[Task material]:
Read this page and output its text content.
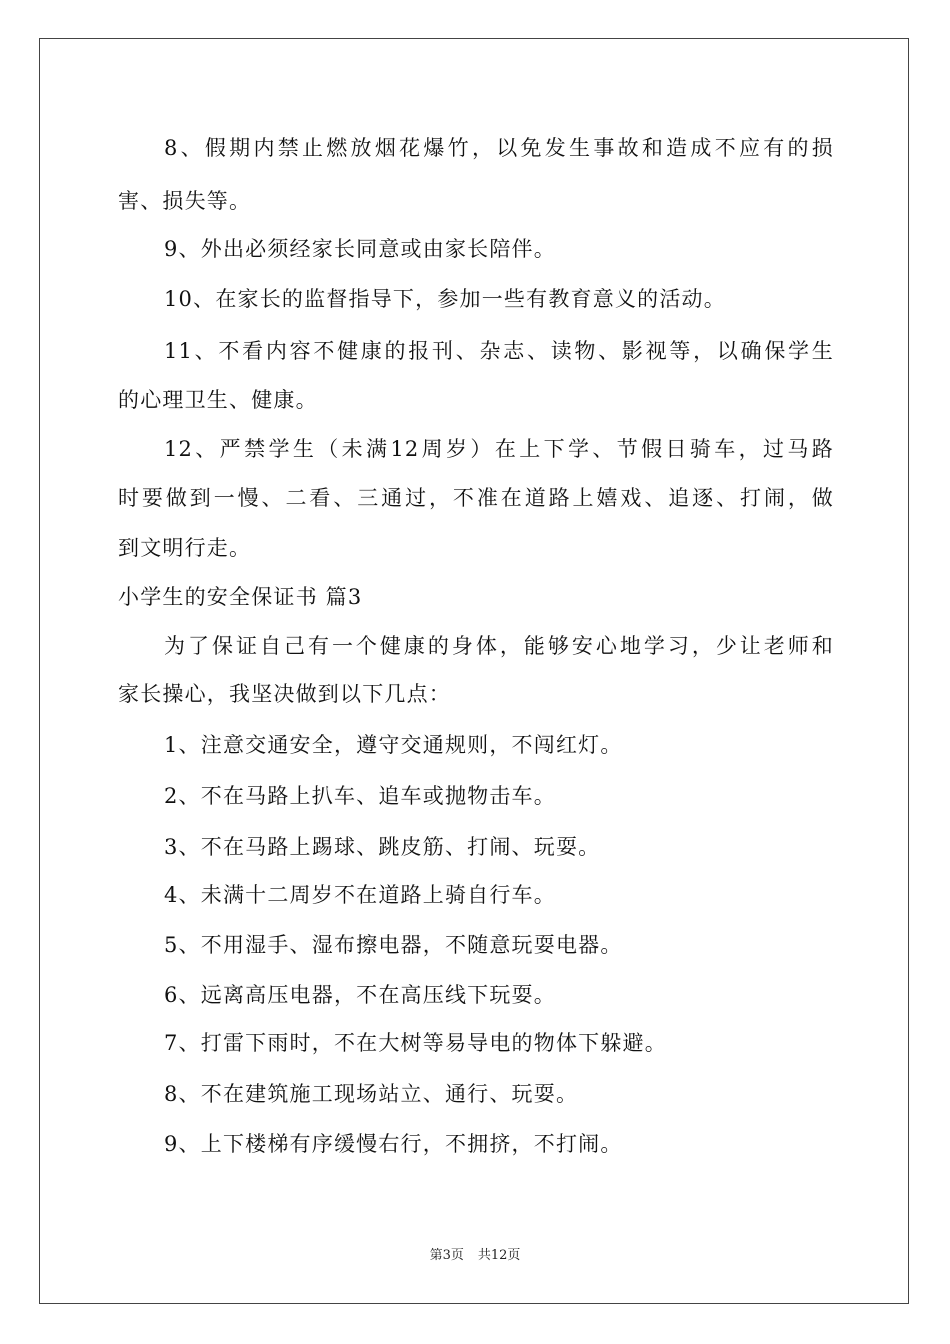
8、假期内禁止燃放烟花爆竹，以免发生事故和造成不应有的损
害、损失等。
9、外出必须经家长同意或由家长陪伴。
10、在家长的监督指导下，参加一些有教育意义的活动。
11、不看内容不健康的报刊、杂志、读物、影视等，以确保学生
的心理卫生、健康。
12、严禁学生（未满12周岁）在上下学、节假日骑车，过马路
时要做到一慢、二看、三通过，不准在道路上嬉戏、追逐、打闹，做
到文明行走。
小学生的安全保证书 篇3
为了保证自己有一个健康的身体，能够安心地学习，少让老师和
家长操心，我坚决做到以下几点：
1、注意交通安全，遵守交通规则，不闯红灯。
2、不在马路上扒车、追车或抛物击车。
3、不在马路上踢球、跳皮筋、打闹、玩耍。
4、未满十二周岁不在道路上骑自行车。
5、不用湿手、湿布擦电器，不随意玩耍电器。
6、远离高压电器，不在高压线下玩耍。
7、打雷下雨时，不在大树等易导电的物体下躲避。
8、不在建筑施工现场站立、通行、玩耍。
9、上下楼梯有序缓慢右行，不拥挤，不打闹。
第3页 共12页
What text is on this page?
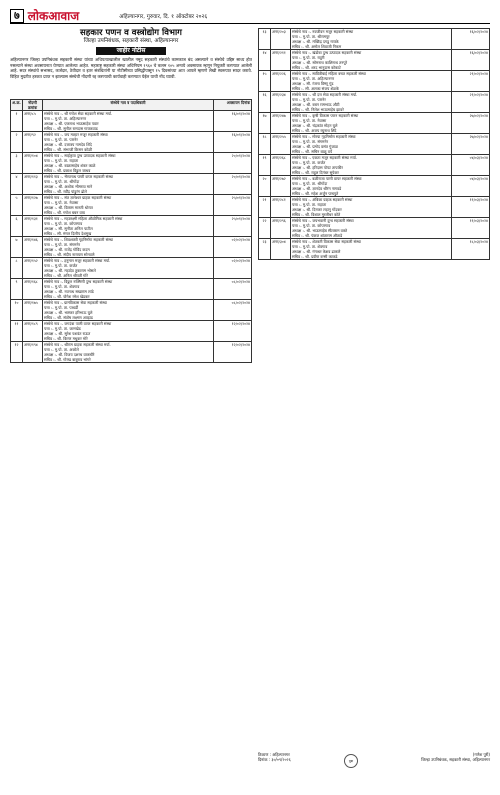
७ लोकआवाज	अहिल्यानगर, गुरुवार, दि. १ ऑक्टोबर २०२६
सहकार पणन व वस्त्रोद्योग विभाग
जिल्हा उपनिबंधक, सहकारी संस्था, अहिल्यानगर
जाहीर नोटीस
अहिल्यानगर जिल्हा उपनिबंधक सहकारी संस्था यांच्या अधिपत्याखालील खालील नमूद सहकारी संस्थांचे कामकाज बंद असल्याने व संस्थेचे उद्दिष्ट साध्य होत नसल्याने संस्था अवसायनात घेण्यात आलेल्या आहेत. महाराष्ट्र सहकारी संस्था अधिनियम १९६० चे कलम १०५ अन्वये अवसायक म्हणून नियुक्ती करण्यात आलेली आहे. सदर संस्थांचे सभासद, कर्जदार, ठेवीदार व इतर संबंधितांनी या नोटीसीच्या प्रसिद्धीपासून १५ दिवसांच्या आत आपले म्हणणे लेखी स्वरूपात सादर करावे. विहित मुदतीत हरकत प्राप्त न झाल्यास संस्थेची नोंदणी रद्द करण्याची कार्यवाही करण्यात येईल याची नोंद घ्यावी.
अ.क्र.	नोंदणी क्रमांक	संस्थेचे नाव व पदाधिकारी	अवसायन दिनांक
१	अनर/८५	संस्थेचे नाव :- श्री गणेश सेवा सहकारी संस्था मर्या.
पत्ता :- मु.पो. ता. अहिल्यानगर
अध्यक्ष :- श्री. एकनाथ भाऊसाहेब पवार
सचिव :- श्री. सुनील रामदास गायकवाड	१६/०१/२०२४
२	अनर/९२	संस्थेचे नाव :- जय मल्हार मजूर सहकारी संस्था
पत्ता :- मु.पो. ता. पारनेर
अध्यक्ष :- श्री. दत्तात्रय नामदेव शिंदे
सचिव :- श्री. संभाजी किसन कोळी	१६/०१/२०२४
३	अनर/१०४	संस्थेचे नाव :- साईकृपा दुग्ध उत्पादक सहकारी संस्था
पत्ता :- मु.पो. ता. राहाता
अध्यक्ष :- श्री. बाळासाहेब शंकर काळे
सचिव :- श्री. प्रकाश विठ्ठल जाधव	२०/०१/२०२४
४	अनर/११३	संस्थेचे नाव :- भैरवनाथ पाणी वापर सहकारी संस्था
पत्ता :- मु.पो. ता. श्रीगोंदा
अध्यक्ष :- श्री. अशोक भीमराव माने
सचिव :- श्री. रवींद्र पांडुरंग ढोले	२०/०१/२०२४
५	अनर/१२७	संस्थेचे नाव :- संत ज्ञानेश्वर ग्राहक सहकारी संस्था
पत्ता :- मु.पो. ता. नेवासा
अध्यक्ष :- श्री. विलास मारुती थोरात
सचिव :- श्री. गणेश बबन वाघ	२५/०१/२०२४
६	अनर/१३१	संस्थेचे नाव :- महालक्ष्मी महिला औद्योगिक सहकारी संस्था
पत्ता :- मु.पो. ता. कोपरगाव
अध्यक्ष :- सौ. सुनीता अनिल पाटील
सचिव :- सौ. मंगल दिलीप देशमुख	२५/०१/२०२४
७	अनर/१४६	संस्थेचे नाव :- शिवशक्ती गृहनिर्माण सहकारी संस्था
पत्ता :- मु.पो. ता. संगमनेर
अध्यक्ष :- श्री. राजेंद्र गोविंद कदम
सचिव :- श्री. संदीप नारायण सोनवणे	०२/०२/२०२४
८	अनर/१५२	संस्थेचे नाव :- हनुमान मजूर सहकारी संस्था मर्या.
पत्ता :- मु.पो. ता. कर्जत
अध्यक्ष :- श्री. महादेव तुकाराम भोसले
सचिव :- श्री. अनिल श्रीपती गोरे	०२/०२/२०२४
९	अनर/१६८	संस्थेचे नाव :- विठ्ठल रुक्मिणी दुग्ध सहकारी संस्था
पत्ता :- मु.पो. ता. शेवगाव
अध्यक्ष :- श्री. नवनाथ सखाराम लांडे
सचिव :- श्री. योगेश रमेश खेडकर	०८/०२/२०२४
१०	अनर/१७५	संस्थेचे नाव :- ग्रामविकास सेवा सहकारी संस्था
पत्ता :- मु.पो. ता. पाथर्डी
अध्यक्ष :- श्री. भास्कर हरिभाऊ घुले
सचिव :- श्री. संतोष लक्ष्मण आव्हाड	०८/०२/२०२४
११	अनर/१८९	संस्थेचे नाव :- जगदंबा पाणी वापर सहकारी संस्था
पत्ता :- मु.पो. ता. जामखेड
अध्यक्ष :- श्री. सुरेश यशवंत राऊत
सचिव :- श्री. किरण मधुकर मोरे	१२/०२/२०२४
१२	अनर/१९४	संस्थेचे नाव :- श्रीराम ग्राहक सहकारी संस्था मर्या.
पत्ता :- मु.पो. ता. अकोले
अध्यक्ष :- श्री. विजय दशरथ वाकचौरे
सचिव :- श्री. गोरख बाबुराव भांगरे	१२/०२/२०२४
१३	अनर/२०३	संस्थेचे नाव :- नवजीवन मजूर सहकारी संस्था
पत्ता :- मु.पो. ता. श्रीरामपूर
अध्यक्ष :- श्री. मच्छिंद्र दगडू गायके
सचिव :- श्री. अमोल शिवाजी निकम	१६/०२/२०२४
१४	अनर/२११	संस्थेचे नाव :- खंडोबा दुग्ध उत्पादक सहकारी संस्था
पत्ता :- मु.पो. ता. राहुरी
अध्यक्ष :- श्री. सोमनाथ काशिनाथ तनपुरे
सचिव :- श्री. शरद भानुदास कोकाटे	१६/०२/२०२४
१५	अनर/२२६	संस्थेचे नाव :- सावित्रीबाई महिला बचत सहकारी संस्था
पत्ता :- मु.पो. ता. अहिल्यानगर
अध्यक्ष :- सौ. रंजना विष्णू गुंड
सचिव :- सौ. अलका संजय शेळके	२१/०२/२०२४
१६	अनर/२३४	संस्थेचे नाव :- श्री दत्त सेवा सहकारी संस्था मर्या.
पत्ता :- मु.पो. ता. पारनेर
अध्यक्ष :- श्री. बबन रामभाऊ औटी
सचिव :- श्री. निलेश भाऊसाहेब झावरे	२१/०२/२०२४
१७	अनर/२४७	संस्थेचे नाव :- कृषी विकास पणन सहकारी संस्था
पत्ता :- मु.पो. ता. नेवासा
अध्यक्ष :- श्री. चंद्रकांत मोहन घुले
सचिव :- श्री. अजय रघुनाथ शिंदे	२७/०२/२०२४
१८	अनर/२५५	संस्थेचे नाव :- मोरया गृहनिर्माण सहकारी संस्था
पत्ता :- मु.पो. ता. संगमनेर
अध्यक्ष :- श्री. प्रमोद वसंत गुंजाळ
सचिव :- श्री. सचिन बाळू वर्पे	२७/०२/२०२४
१९	अनर/२६८	संस्थेचे नाव :- एकता मजूर सहकारी संस्था मर्या.
पत्ता :- मु.पो. ता. कर्जत
अध्यक्ष :- श्री. हरिदास पोपट तापकीर
सचिव :- श्री. राहुल दिगंबर सुपेकर	०४/०३/२०२४
२०	अनर/२७२	संस्थेचे नाव :- बळीराजा पाणी वापर सहकारी संस्था
पत्ता :- मु.पो. ता. श्रीगोंदा
अध्यक्ष :- श्री. ज्ञानदेव श्रीरंग नागवडे
सचिव :- श्री. महेश अर्जुन पाचपुते	०४/०३/२०२४
२१	अनर/२८१	संस्थेचे नाव :- अंबिका ग्राहक सहकारी संस्था
पत्ता :- मु.पो. ता. राहाता
अध्यक्ष :- श्री. दिनकर लहानु गोंदकर
सचिव :- श्री. विशाल मुरलीधर कोते	११/०३/२०२४
२२	अनर/२९६	संस्थेचे नाव :- जयभवानी दुग्ध सहकारी संस्था
पत्ता :- मु.पो. ता. कोपरगाव
अध्यक्ष :- श्री. भाऊसाहेब सीताराम वक्ते
सचिव :- श्री. पंकज शांताराम औताडे	११/०३/२०२४
२३	अनर/३०४	संस्थेचे नाव :- शेतकरी विकास सेवा सहकारी संस्था
पत्ता :- मु.पो. ता. शेवगाव
अध्यक्ष :- श्री. गंगाधर केशव ढाकणे
सचिव :- श्री. प्रवीण बन्सी काकडे	१८/०३/२०२४
ठिकाण : अहिल्यानगर
दिनांक : ३०/०९/२०२६	मुद्रा
(गणेश पुरी)
जिल्हा उपनिबंधक, सहकारी संस्था, अहिल्यानगर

[Required task]: Determine the number of lines in the data that contain "page" as a word or string, and state only that number.

[Solved exercise]: 2